══ Extracted entries ══

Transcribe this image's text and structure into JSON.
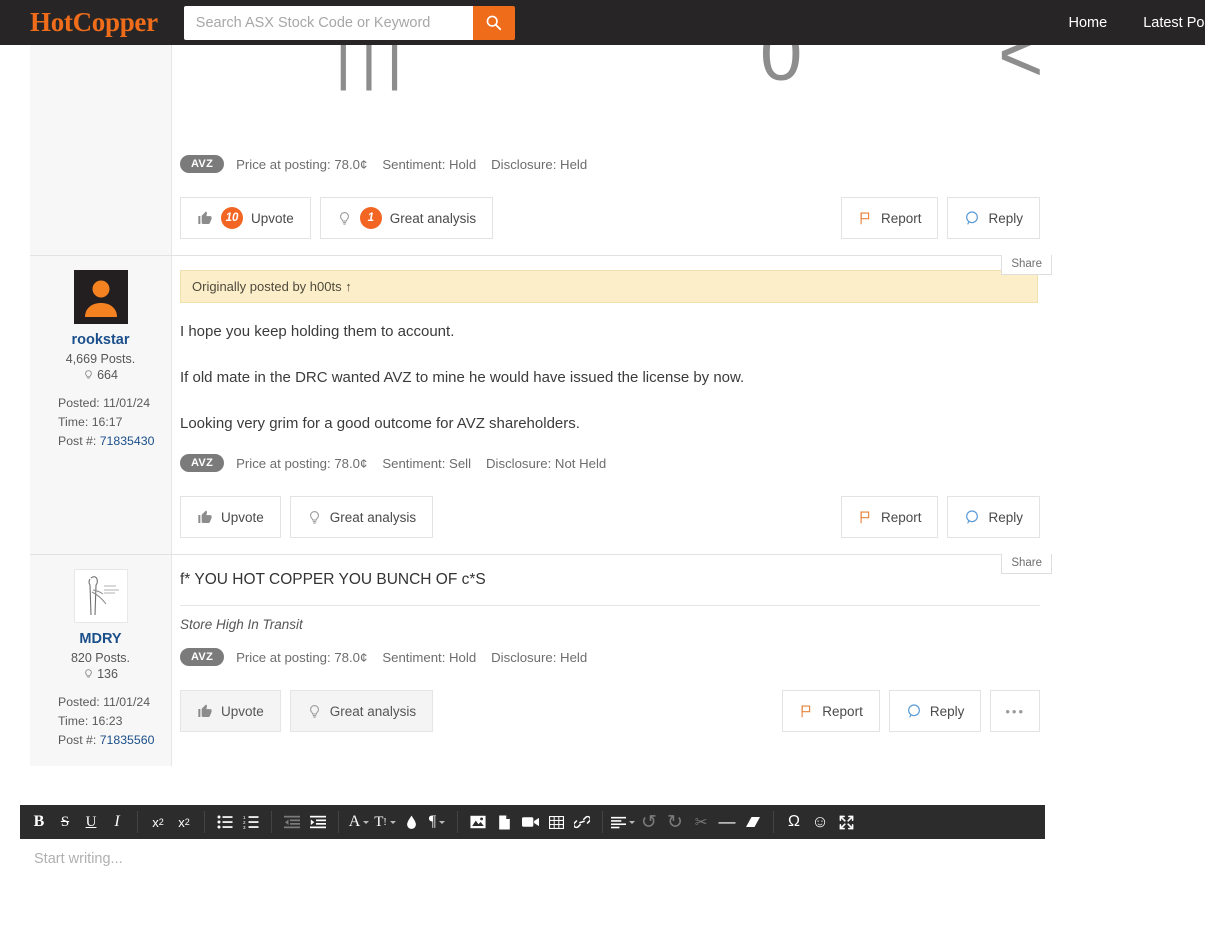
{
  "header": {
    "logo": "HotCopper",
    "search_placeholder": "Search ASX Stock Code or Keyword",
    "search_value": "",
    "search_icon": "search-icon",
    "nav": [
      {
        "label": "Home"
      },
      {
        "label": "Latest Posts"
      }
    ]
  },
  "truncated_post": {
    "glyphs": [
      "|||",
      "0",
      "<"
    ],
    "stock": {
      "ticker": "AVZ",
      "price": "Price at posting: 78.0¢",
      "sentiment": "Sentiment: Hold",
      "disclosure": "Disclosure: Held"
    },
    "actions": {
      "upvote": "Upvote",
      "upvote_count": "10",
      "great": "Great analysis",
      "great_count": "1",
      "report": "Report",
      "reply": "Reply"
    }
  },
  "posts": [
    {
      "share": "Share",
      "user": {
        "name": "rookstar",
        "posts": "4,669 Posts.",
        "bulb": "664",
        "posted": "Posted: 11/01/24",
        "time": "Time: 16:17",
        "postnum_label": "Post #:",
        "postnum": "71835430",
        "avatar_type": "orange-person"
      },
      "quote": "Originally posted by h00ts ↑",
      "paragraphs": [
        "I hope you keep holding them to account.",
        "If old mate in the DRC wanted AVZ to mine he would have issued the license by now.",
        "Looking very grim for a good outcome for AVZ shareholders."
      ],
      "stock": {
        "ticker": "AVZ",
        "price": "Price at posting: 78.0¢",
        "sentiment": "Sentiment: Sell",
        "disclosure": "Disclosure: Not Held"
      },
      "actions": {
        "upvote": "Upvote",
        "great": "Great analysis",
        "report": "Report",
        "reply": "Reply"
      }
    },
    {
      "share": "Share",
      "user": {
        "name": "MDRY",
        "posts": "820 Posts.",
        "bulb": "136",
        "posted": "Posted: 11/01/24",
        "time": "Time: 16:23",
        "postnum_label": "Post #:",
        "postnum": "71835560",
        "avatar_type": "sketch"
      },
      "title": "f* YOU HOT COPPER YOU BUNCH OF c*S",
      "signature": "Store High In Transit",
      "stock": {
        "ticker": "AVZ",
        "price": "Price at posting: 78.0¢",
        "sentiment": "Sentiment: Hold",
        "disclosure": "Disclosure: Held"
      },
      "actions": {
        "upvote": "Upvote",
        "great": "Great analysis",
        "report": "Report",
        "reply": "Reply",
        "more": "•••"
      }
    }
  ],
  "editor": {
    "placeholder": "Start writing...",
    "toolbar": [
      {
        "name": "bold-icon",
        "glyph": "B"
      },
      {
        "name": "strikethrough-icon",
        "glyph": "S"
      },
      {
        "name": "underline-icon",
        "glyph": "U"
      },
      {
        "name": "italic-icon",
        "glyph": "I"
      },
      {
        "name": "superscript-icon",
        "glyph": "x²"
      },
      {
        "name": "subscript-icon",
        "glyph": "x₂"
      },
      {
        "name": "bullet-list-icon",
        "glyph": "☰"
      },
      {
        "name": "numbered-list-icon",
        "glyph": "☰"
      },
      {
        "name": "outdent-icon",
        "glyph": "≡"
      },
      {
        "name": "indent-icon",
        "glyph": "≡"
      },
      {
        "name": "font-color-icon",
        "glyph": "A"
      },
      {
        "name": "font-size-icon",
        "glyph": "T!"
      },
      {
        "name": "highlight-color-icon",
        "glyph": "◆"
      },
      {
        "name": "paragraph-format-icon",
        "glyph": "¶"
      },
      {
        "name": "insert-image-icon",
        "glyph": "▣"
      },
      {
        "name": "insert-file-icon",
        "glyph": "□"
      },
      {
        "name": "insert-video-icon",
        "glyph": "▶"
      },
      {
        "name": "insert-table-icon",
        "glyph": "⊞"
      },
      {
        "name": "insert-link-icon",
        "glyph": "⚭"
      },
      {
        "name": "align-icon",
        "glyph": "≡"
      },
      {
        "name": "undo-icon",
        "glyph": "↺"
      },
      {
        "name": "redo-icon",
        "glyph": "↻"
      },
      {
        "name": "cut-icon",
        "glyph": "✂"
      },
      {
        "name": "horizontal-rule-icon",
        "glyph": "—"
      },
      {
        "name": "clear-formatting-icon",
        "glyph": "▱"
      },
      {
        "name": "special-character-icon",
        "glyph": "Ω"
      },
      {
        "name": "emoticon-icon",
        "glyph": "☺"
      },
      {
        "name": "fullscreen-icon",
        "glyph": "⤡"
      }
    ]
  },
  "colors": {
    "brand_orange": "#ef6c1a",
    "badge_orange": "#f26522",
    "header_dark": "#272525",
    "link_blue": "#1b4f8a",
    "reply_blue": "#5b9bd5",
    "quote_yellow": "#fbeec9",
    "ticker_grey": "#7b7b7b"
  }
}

═══

## Task prompt
All of the entries above should be duplicated exactly, except for the pictures.

## Full answer
Transcribe this image's text and structure into JSON.
{
  "header": {
    "logo": "HotCopper",
    "search_placeholder": "Search ASX Stock Code or Keyword",
    "search_value": "",
    "search_icon": "search-icon",
    "nav": [
      {
        "label": "Home"
      },
      {
        "label": "Latest Posts"
      }
    ]
  },
  "truncated_post": {
    "glyphs": [
      "|||",
      "0",
      "<"
    ],
    "stock": {
      "ticker": "AVZ",
      "price": "Price at posting: 78.0¢",
      "sentiment": "Sentiment: Hold",
      "disclosure": "Disclosure: Held"
    },
    "actions": {
      "upvote": "Upvote",
      "upvote_count": "10",
      "great": "Great analysis",
      "great_count": "1",
      "report": "Report",
      "reply": "Reply"
    }
  },
  "posts": [
    {
      "share": "Share",
      "user": {
        "name": "rookstar",
        "posts": "4,669 Posts.",
        "bulb": "664",
        "posted": "Posted: 11/01/24",
        "time": "Time: 16:17",
        "postnum_label": "Post #:",
        "postnum": "71835430",
        "avatar_type": "orange-person"
      },
      "quote": "Originally posted by h00ts ↑",
      "paragraphs": [
        "I hope you keep holding them to account.",
        "If old mate in the DRC wanted AVZ to mine he would have issued the license by now.",
        "Looking very grim for a good outcome for AVZ shareholders."
      ],
      "stock": {
        "ticker": "AVZ",
        "price": "Price at posting: 78.0¢",
        "sentiment": "Sentiment: Sell",
        "disclosure": "Disclosure: Not Held"
      },
      "actions": {
        "upvote": "Upvote",
        "great": "Great analysis",
        "report": "Report",
        "reply": "Reply"
      }
    },
    {
      "share": "Share",
      "user": {
        "name": "MDRY",
        "posts": "820 Posts.",
        "bulb": "136",
        "posted": "Posted: 11/01/24",
        "time": "Time: 16:23",
        "postnum_label": "Post #:",
        "postnum": "71835560",
        "avatar_type": "sketch"
      },
      "title": "f* YOU HOT COPPER YOU BUNCH OF c*S",
      "signature": "Store High In Transit",
      "stock": {
        "ticker": "AVZ",
        "price": "Price at posting: 78.0¢",
        "sentiment": "Sentiment: Hold",
        "disclosure": "Disclosure: Held"
      },
      "actions": {
        "upvote": "Upvote",
        "great": "Great analysis",
        "report": "Report",
        "reply": "Reply",
        "more": "•••"
      }
    }
  ],
  "editor": {
    "placeholder": "Start writing...",
    "toolbar": [
      {
        "name": "bold-icon",
        "glyph": "B"
      },
      {
        "name": "strikethrough-icon",
        "glyph": "S"
      },
      {
        "name": "underline-icon",
        "glyph": "U"
      },
      {
        "name": "italic-icon",
        "glyph": "I"
      },
      {
        "name": "superscript-icon",
        "glyph": "x²"
      },
      {
        "name": "subscript-icon",
        "glyph": "x₂"
      },
      {
        "name": "bullet-list-icon",
        "glyph": "☰"
      },
      {
        "name": "numbered-list-icon",
        "glyph": "☰"
      },
      {
        "name": "outdent-icon",
        "glyph": "≡"
      },
      {
        "name": "indent-icon",
        "glyph": "≡"
      },
      {
        "name": "font-color-icon",
        "glyph": "A"
      },
      {
        "name": "font-size-icon",
        "glyph": "T!"
      },
      {
        "name": "highlight-color-icon",
        "glyph": "◆"
      },
      {
        "name": "paragraph-format-icon",
        "glyph": "¶"
      },
      {
        "name": "insert-image-icon",
        "glyph": "▣"
      },
      {
        "name": "insert-file-icon",
        "glyph": "□"
      },
      {
        "name": "insert-video-icon",
        "glyph": "▶"
      },
      {
        "name": "insert-table-icon",
        "glyph": "⊞"
      },
      {
        "name": "insert-link-icon",
        "glyph": "⚭"
      },
      {
        "name": "align-icon",
        "glyph": "≡"
      },
      {
        "name": "undo-icon",
        "glyph": "↺"
      },
      {
        "name": "redo-icon",
        "glyph": "↻"
      },
      {
        "name": "cut-icon",
        "glyph": "✂"
      },
      {
        "name": "horizontal-rule-icon",
        "glyph": "—"
      },
      {
        "name": "clear-formatting-icon",
        "glyph": "▱"
      },
      {
        "name": "special-character-icon",
        "glyph": "Ω"
      },
      {
        "name": "emoticon-icon",
        "glyph": "☺"
      },
      {
        "name": "fullscreen-icon",
        "glyph": "⤡"
      }
    ]
  },
  "colors": {
    "brand_orange": "#ef6c1a",
    "badge_orange": "#f26522",
    "header_dark": "#272525",
    "link_blue": "#1b4f8a",
    "reply_blue": "#5b9bd5",
    "quote_yellow": "#fbeec9",
    "ticker_grey": "#7b7b7b"
  }
}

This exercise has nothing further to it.